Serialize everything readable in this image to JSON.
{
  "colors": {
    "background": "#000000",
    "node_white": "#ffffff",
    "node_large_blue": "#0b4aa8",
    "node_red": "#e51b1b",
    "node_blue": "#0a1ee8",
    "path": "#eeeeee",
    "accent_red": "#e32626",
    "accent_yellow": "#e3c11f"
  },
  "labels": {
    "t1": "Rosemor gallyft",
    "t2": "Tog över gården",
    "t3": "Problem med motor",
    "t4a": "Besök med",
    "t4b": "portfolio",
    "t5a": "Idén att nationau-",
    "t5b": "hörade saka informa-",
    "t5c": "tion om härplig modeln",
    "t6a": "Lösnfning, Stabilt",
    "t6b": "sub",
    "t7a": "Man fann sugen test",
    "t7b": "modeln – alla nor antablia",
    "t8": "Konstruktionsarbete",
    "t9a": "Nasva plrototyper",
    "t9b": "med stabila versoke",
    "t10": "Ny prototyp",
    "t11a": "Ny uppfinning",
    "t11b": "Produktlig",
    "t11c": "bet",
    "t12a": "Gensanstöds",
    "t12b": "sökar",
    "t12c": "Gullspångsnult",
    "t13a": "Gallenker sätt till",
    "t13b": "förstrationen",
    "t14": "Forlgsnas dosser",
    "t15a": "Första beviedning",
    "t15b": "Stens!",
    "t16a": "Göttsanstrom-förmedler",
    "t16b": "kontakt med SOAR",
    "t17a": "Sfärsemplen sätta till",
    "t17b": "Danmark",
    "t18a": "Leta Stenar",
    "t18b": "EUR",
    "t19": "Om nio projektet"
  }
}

● ● ● ● ● ● ●

Set task:
Using the records given above, list every line that includes the word "modeln".

Complete response:
    "t5c": "tion om härplig modeln",
    "t7b": "modeln – alla nor antablia",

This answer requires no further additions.